▶ Recorded information
================================
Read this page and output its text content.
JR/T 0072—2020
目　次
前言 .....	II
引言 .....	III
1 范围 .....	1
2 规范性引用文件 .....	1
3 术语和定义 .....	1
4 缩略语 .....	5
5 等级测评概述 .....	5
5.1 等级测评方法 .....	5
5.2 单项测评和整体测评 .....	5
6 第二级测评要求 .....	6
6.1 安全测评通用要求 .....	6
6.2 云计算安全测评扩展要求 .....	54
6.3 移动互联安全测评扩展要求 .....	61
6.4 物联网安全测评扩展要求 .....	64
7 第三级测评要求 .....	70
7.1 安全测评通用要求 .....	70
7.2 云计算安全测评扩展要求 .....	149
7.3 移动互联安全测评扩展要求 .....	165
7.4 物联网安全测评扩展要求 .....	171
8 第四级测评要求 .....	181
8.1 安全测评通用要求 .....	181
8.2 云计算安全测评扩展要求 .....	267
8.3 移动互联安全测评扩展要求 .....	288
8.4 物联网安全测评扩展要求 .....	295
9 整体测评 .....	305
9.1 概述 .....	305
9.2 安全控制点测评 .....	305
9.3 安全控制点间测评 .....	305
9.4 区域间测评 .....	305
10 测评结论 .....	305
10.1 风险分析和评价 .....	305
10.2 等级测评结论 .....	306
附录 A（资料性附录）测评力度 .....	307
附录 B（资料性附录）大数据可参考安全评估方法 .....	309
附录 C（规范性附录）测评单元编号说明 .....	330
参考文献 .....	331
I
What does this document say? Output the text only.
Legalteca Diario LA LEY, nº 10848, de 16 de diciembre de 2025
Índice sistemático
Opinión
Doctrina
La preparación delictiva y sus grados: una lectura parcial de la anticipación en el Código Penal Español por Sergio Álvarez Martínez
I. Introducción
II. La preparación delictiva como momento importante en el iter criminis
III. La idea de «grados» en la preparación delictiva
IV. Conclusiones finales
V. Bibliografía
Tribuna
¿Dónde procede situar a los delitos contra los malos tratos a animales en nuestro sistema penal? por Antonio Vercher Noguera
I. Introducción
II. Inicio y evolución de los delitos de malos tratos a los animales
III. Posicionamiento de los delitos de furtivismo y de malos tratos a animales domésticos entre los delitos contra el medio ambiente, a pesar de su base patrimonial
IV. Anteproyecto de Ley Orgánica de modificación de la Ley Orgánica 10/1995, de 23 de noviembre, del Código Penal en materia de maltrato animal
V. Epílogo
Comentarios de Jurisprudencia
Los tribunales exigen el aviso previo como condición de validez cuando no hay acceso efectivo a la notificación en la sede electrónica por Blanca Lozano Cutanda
================================
▶ Given problem
Copy all the records above precisely.

▶ Response to the task
Read this page and output its text content.
JR/T 0072—2020
目　次
前言 .....	II
引言 .....	III
1 范围 .....	1
2 规范性引用文件 .....	1
3 术语和定义 .....	1
4 缩略语 .....	5
5 等级测评概述 .....	5
5.1 等级测评方法 .....	5
5.2 单项测评和整体测评 .....	5
6 第二级测评要求 .....	6
6.1 安全测评通用要求 .....	6
6.2 云计算安全测评扩展要求 .....	54
6.3 移动互联安全测评扩展要求 .....	61
6.4 物联网安全测评扩展要求 .....	64
7 第三级测评要求 .....	70
7.1 安全测评通用要求 .....	70
7.2 云计算安全测评扩展要求 .....	149
7.3 移动互联安全测评扩展要求 .....	165
7.4 物联网安全测评扩展要求 .....	171
8 第四级测评要求 .....	181
8.1 安全测评通用要求 .....	181
8.2 云计算安全测评扩展要求 .....	267
8.3 移动互联安全测评扩展要求 .....	288
8.4 物联网安全测评扩展要求 .....	295
9 整体测评 .....	305
9.1 概述 .....	305
9.2 安全控制点测评 .....	305
9.3 安全控制点间测评 .....	305
9.4 区域间测评 .....	305
10 测评结论 .....	305
10.1 风险分析和评价 .....	305
10.2 等级测评结论 .....	306
附录 A（资料性附录）测评力度 .....	307
附录 B（资料性附录）大数据可参考安全评估方法 .....	309
附录 C（规范性附录）测评单元编号说明 .....	330
参考文献 .....	331
I
What does this document say? Output the text only.
Legalteca Diario LA LEY, nº 10848, de 16 de diciembre de 2025
Índice sistemático
Opinión
Doctrina
La preparación delictiva y sus grados: una lectura parcial de la anticipación en el Código Penal Español por Sergio Álvarez Martínez
I. Introducción
II. La preparación delictiva como momento importante en el iter criminis
III. La idea de «grados» en la preparación delictiva
IV. Conclusiones finales
V. Bibliografía
Tribuna
¿Dónde procede situar a los delitos contra los malos tratos a animales en nuestro sistema penal? por Antonio Vercher Noguera
I. Introducción
II. Inicio y evolución de los delitos de malos tratos a los animales
III. Posicionamiento de los delitos de furtivismo y de malos tratos a animales domésticos entre los delitos contra el medio ambiente, a pesar de su base patrimonial
IV. Anteproyecto de Ley Orgánica de modificación de la Ley Orgánica 10/1995, de 23 de noviembre, del Código Penal en materia de maltrato animal
V. Epílogo
Comentarios de Jurisprudencia
Los tribunales exigen el aviso previo como condición de validez cuando no hay acceso efectivo a la notificación en la sede electrónica por Blanca Lozano Cutanda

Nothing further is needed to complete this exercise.